Stated task
Copy every line of the records below character for character, omitting the pictures.

Material supplied
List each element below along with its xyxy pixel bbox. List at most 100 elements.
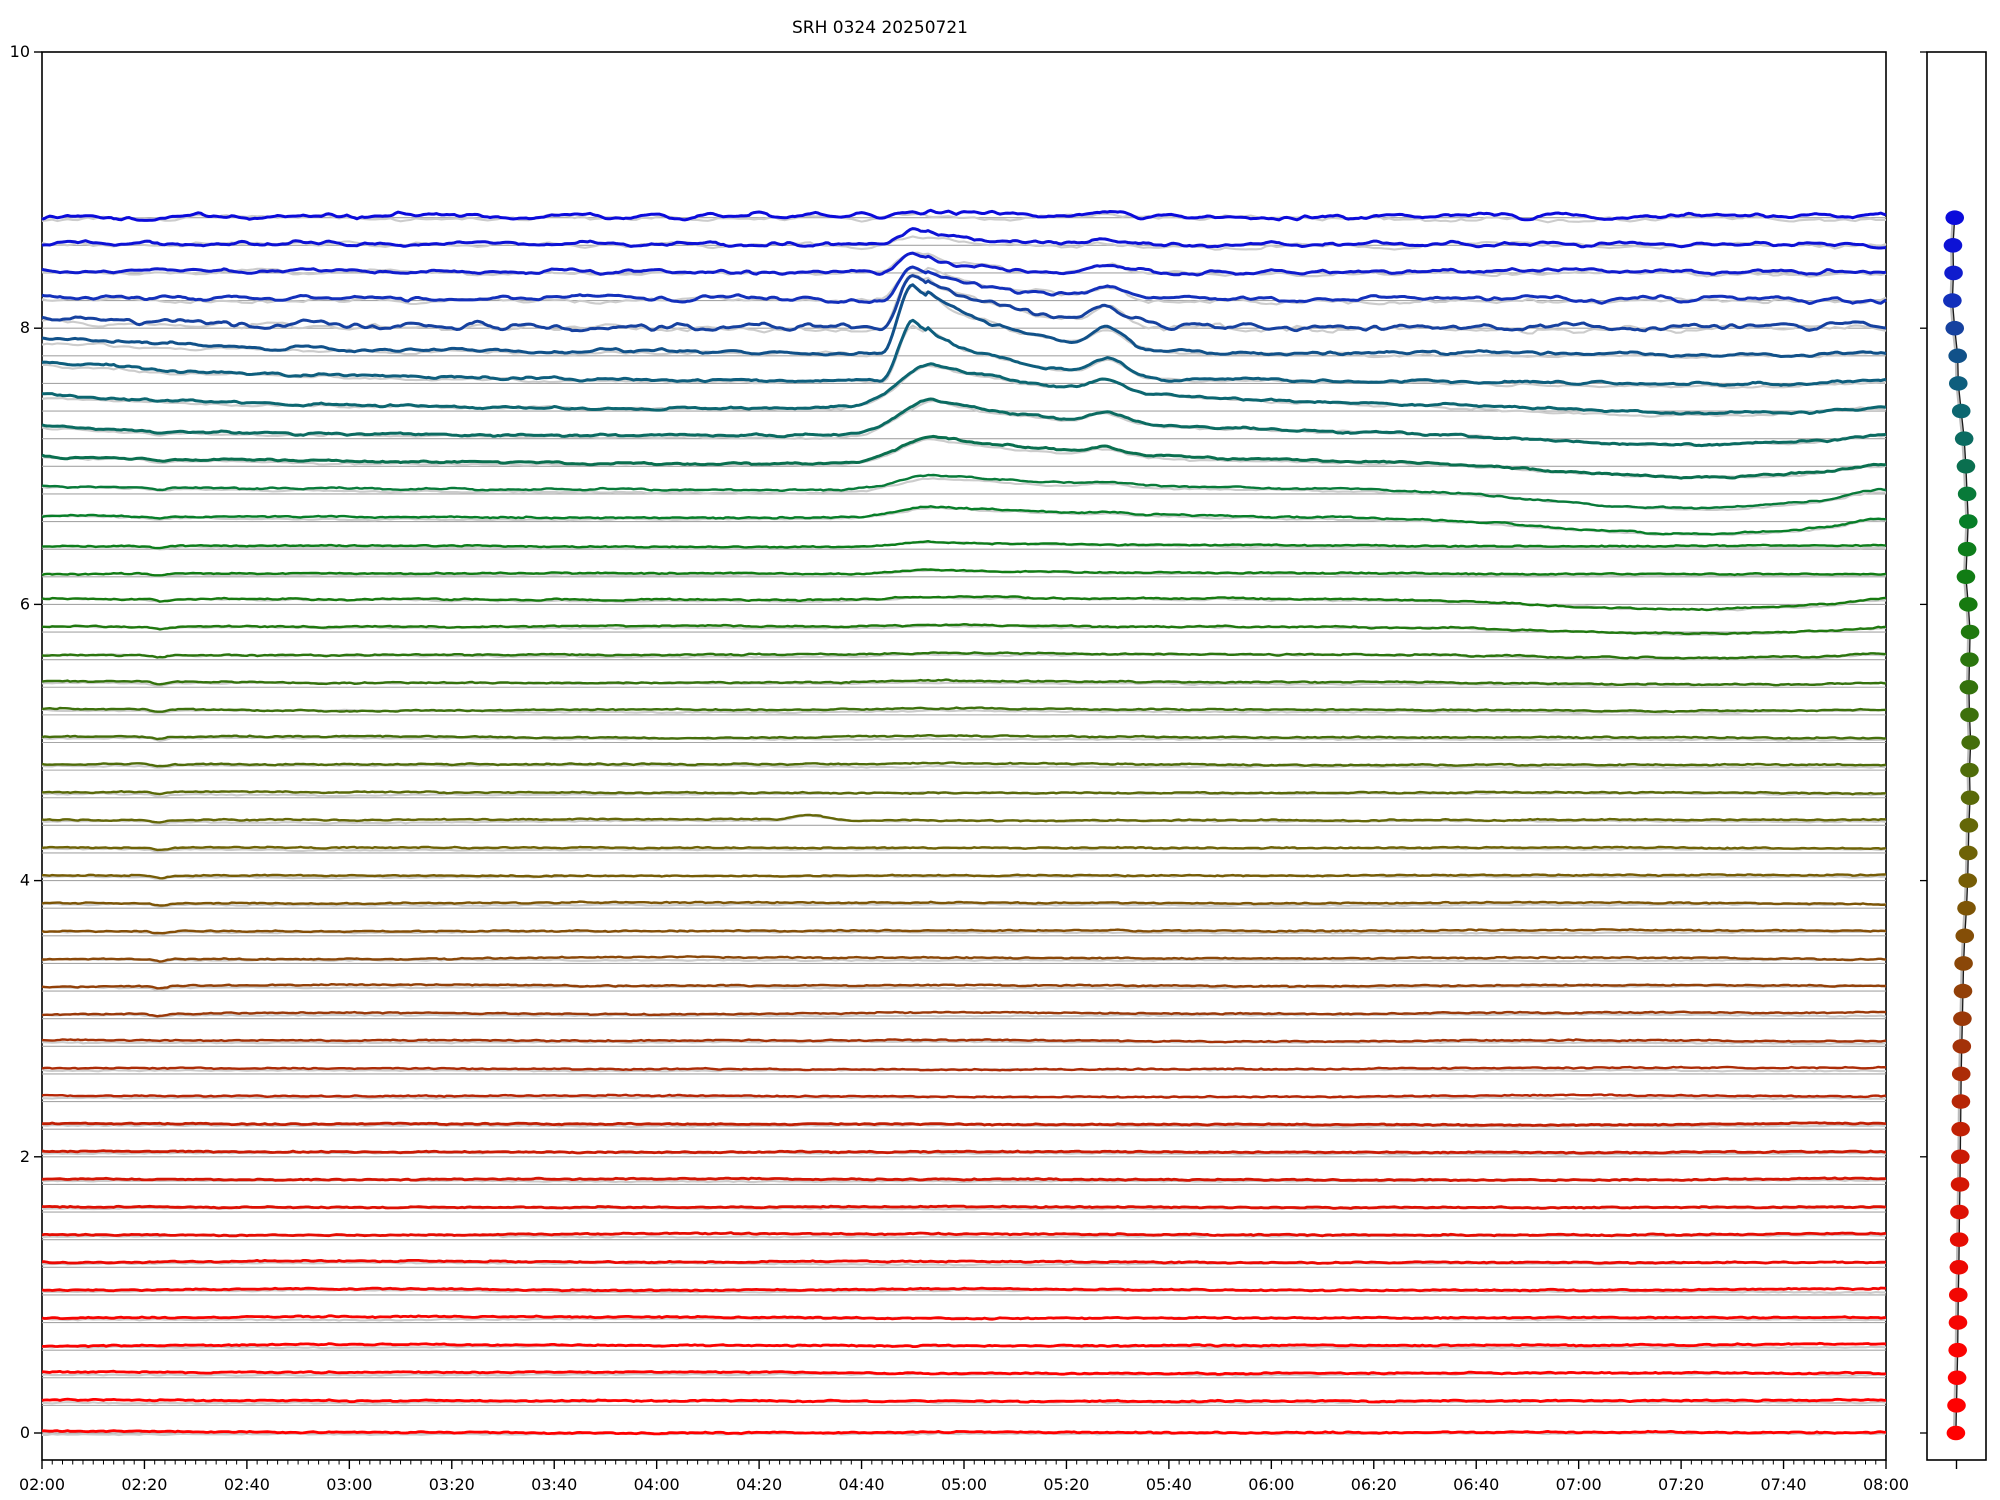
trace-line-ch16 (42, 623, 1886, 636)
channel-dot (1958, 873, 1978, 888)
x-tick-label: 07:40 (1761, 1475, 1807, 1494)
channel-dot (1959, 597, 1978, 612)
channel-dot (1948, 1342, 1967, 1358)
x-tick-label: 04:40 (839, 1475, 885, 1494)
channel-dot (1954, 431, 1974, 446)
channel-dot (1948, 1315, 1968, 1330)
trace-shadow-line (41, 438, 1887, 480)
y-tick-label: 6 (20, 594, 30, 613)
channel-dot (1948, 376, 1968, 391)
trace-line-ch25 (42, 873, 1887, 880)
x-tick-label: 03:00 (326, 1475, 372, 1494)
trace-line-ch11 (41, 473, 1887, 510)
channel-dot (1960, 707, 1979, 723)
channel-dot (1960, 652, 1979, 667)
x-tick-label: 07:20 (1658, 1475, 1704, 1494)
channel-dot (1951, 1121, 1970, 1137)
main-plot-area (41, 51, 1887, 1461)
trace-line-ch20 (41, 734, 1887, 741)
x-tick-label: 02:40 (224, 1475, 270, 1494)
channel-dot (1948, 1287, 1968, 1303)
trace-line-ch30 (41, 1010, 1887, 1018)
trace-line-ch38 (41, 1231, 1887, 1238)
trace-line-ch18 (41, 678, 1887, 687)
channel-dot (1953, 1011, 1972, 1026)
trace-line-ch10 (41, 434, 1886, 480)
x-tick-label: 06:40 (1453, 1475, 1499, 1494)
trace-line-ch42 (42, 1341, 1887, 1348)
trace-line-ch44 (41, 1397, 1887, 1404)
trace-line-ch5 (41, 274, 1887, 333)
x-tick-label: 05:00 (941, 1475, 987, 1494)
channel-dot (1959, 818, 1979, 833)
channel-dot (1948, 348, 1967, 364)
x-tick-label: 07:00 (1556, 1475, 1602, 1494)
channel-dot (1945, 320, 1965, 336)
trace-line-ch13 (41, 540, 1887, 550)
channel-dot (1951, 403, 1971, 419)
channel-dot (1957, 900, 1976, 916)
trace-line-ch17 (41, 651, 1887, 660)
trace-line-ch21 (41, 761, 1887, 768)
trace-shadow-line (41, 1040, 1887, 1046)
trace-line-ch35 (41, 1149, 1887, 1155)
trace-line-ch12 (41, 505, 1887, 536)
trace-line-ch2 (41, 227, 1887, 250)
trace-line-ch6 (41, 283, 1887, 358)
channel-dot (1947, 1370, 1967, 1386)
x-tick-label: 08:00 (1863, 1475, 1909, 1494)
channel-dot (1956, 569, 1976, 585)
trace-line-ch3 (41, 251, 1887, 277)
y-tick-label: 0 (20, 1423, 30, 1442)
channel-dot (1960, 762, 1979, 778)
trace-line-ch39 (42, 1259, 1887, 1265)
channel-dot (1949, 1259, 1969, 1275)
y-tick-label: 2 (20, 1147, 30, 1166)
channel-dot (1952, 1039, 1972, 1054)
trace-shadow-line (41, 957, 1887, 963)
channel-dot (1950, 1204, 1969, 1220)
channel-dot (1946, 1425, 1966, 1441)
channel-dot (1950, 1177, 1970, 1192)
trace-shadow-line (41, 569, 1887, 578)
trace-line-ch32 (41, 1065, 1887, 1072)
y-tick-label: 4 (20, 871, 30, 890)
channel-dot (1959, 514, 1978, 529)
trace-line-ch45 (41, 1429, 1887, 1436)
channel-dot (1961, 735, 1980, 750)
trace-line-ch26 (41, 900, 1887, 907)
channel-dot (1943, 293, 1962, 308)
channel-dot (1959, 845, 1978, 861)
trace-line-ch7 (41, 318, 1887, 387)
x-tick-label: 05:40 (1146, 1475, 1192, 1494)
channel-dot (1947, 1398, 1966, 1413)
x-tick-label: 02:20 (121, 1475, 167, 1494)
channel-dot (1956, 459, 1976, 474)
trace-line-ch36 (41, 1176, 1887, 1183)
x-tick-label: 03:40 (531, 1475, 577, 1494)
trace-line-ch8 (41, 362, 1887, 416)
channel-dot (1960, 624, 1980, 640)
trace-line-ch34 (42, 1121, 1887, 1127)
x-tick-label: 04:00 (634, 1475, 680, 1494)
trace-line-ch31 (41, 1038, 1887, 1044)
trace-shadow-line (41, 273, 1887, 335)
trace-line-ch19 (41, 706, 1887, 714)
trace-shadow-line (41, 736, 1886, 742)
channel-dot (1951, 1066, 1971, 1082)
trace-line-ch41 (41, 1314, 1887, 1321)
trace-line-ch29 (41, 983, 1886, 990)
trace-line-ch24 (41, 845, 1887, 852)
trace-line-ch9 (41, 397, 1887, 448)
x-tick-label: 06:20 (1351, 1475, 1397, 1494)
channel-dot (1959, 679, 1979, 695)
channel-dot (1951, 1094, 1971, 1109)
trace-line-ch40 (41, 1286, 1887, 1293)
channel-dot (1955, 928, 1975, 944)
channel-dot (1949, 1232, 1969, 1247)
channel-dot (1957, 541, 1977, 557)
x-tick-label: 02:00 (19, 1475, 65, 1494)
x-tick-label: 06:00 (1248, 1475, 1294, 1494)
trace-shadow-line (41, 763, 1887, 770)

Answer to this task
List each element below along with its xyxy pixel bbox. List at most 100 elements.
trace-line-ch16 (42, 623, 1886, 636)
channel-dot (1958, 873, 1978, 888)
x-tick-label: 07:40 (1761, 1475, 1807, 1494)
channel-dot (1959, 597, 1978, 612)
channel-dot (1948, 1342, 1967, 1358)
x-tick-label: 04:40 (839, 1475, 885, 1494)
channel-dot (1954, 431, 1974, 446)
channel-dot (1948, 1315, 1968, 1330)
trace-shadow-line (41, 438, 1887, 480)
y-tick-label: 6 (20, 594, 30, 613)
channel-dot (1948, 376, 1968, 391)
trace-line-ch25 (42, 873, 1887, 880)
x-tick-label: 03:00 (326, 1475, 372, 1494)
trace-line-ch11 (41, 473, 1887, 510)
channel-dot (1960, 707, 1979, 723)
channel-dot (1960, 652, 1979, 667)
x-tick-label: 07:20 (1658, 1475, 1704, 1494)
channel-dot (1951, 1121, 1970, 1137)
main-plot-area (41, 51, 1887, 1461)
trace-line-ch20 (41, 734, 1887, 741)
x-tick-label: 02:40 (224, 1475, 270, 1494)
channel-dot (1948, 1287, 1968, 1303)
trace-line-ch30 (41, 1010, 1887, 1018)
trace-line-ch38 (41, 1231, 1887, 1238)
trace-line-ch18 (41, 678, 1887, 687)
channel-dot (1953, 1011, 1972, 1026)
trace-line-ch10 (41, 434, 1886, 480)
x-tick-label: 06:40 (1453, 1475, 1499, 1494)
trace-line-ch42 (42, 1341, 1887, 1348)
trace-line-ch44 (41, 1397, 1887, 1404)
trace-line-ch5 (41, 274, 1887, 333)
x-tick-label: 05:00 (941, 1475, 987, 1494)
channel-dot (1959, 818, 1979, 833)
channel-dot (1948, 348, 1967, 364)
x-tick-label: 07:00 (1556, 1475, 1602, 1494)
channel-dot (1945, 320, 1965, 336)
trace-line-ch13 (41, 540, 1887, 550)
channel-dot (1951, 403, 1971, 419)
channel-dot (1957, 900, 1976, 916)
trace-line-ch17 (41, 651, 1887, 660)
trace-line-ch21 (41, 761, 1887, 768)
trace-shadow-line (41, 1040, 1887, 1046)
trace-line-ch35 (41, 1149, 1887, 1155)
trace-line-ch12 (41, 505, 1887, 536)
trace-line-ch2 (41, 227, 1887, 250)
trace-line-ch6 (41, 283, 1887, 358)
channel-dot (1947, 1370, 1967, 1386)
x-tick-label: 08:00 (1863, 1475, 1909, 1494)
channel-dot (1956, 569, 1976, 585)
trace-line-ch3 (41, 251, 1887, 277)
y-tick-label: 0 (20, 1423, 30, 1442)
channel-dot (1960, 762, 1979, 778)
trace-line-ch39 (42, 1259, 1887, 1265)
channel-dot (1949, 1259, 1969, 1275)
y-tick-label: 2 (20, 1147, 30, 1166)
channel-dot (1952, 1039, 1972, 1054)
trace-shadow-line (41, 957, 1887, 963)
channel-dot (1950, 1204, 1969, 1220)
channel-dot (1946, 1425, 1966, 1441)
channel-dot (1950, 1177, 1970, 1192)
trace-shadow-line (41, 569, 1887, 578)
trace-line-ch32 (41, 1065, 1887, 1072)
y-tick-label: 4 (20, 871, 30, 890)
channel-dot (1959, 514, 1978, 529)
trace-line-ch45 (41, 1429, 1887, 1436)
channel-dot (1961, 735, 1980, 750)
trace-line-ch26 (41, 900, 1887, 907)
channel-dot (1943, 293, 1962, 308)
channel-dot (1959, 845, 1978, 861)
trace-line-ch7 (41, 318, 1887, 387)
x-tick-label: 05:40 (1146, 1475, 1192, 1494)
channel-dot (1947, 1398, 1966, 1413)
x-tick-label: 02:20 (121, 1475, 167, 1494)
channel-dot (1956, 459, 1976, 474)
trace-line-ch36 (41, 1176, 1887, 1183)
x-tick-label: 03:40 (531, 1475, 577, 1494)
trace-line-ch8 (41, 362, 1887, 416)
channel-dot (1960, 624, 1980, 640)
trace-line-ch34 (42, 1121, 1887, 1127)
x-tick-label: 04:00 (634, 1475, 680, 1494)
trace-line-ch31 (41, 1038, 1887, 1044)
trace-shadow-line (41, 273, 1887, 335)
trace-line-ch19 (41, 706, 1887, 714)
trace-shadow-line (41, 736, 1886, 742)
channel-dot (1951, 1066, 1971, 1082)
trace-line-ch41 (41, 1314, 1887, 1321)
trace-line-ch29 (41, 983, 1886, 990)
trace-line-ch24 (41, 845, 1887, 852)
trace-line-ch9 (41, 397, 1887, 448)
x-tick-label: 06:20 (1351, 1475, 1397, 1494)
channel-dot (1959, 679, 1979, 695)
channel-dot (1951, 1094, 1971, 1109)
trace-line-ch40 (41, 1286, 1887, 1293)
channel-dot (1955, 928, 1975, 944)
channel-dot (1949, 1232, 1969, 1247)
channel-dot (1957, 541, 1977, 557)
x-tick-label: 02:00 (19, 1475, 65, 1494)
x-tick-label: 06:00 (1248, 1475, 1294, 1494)
trace-shadow-line (41, 763, 1887, 770)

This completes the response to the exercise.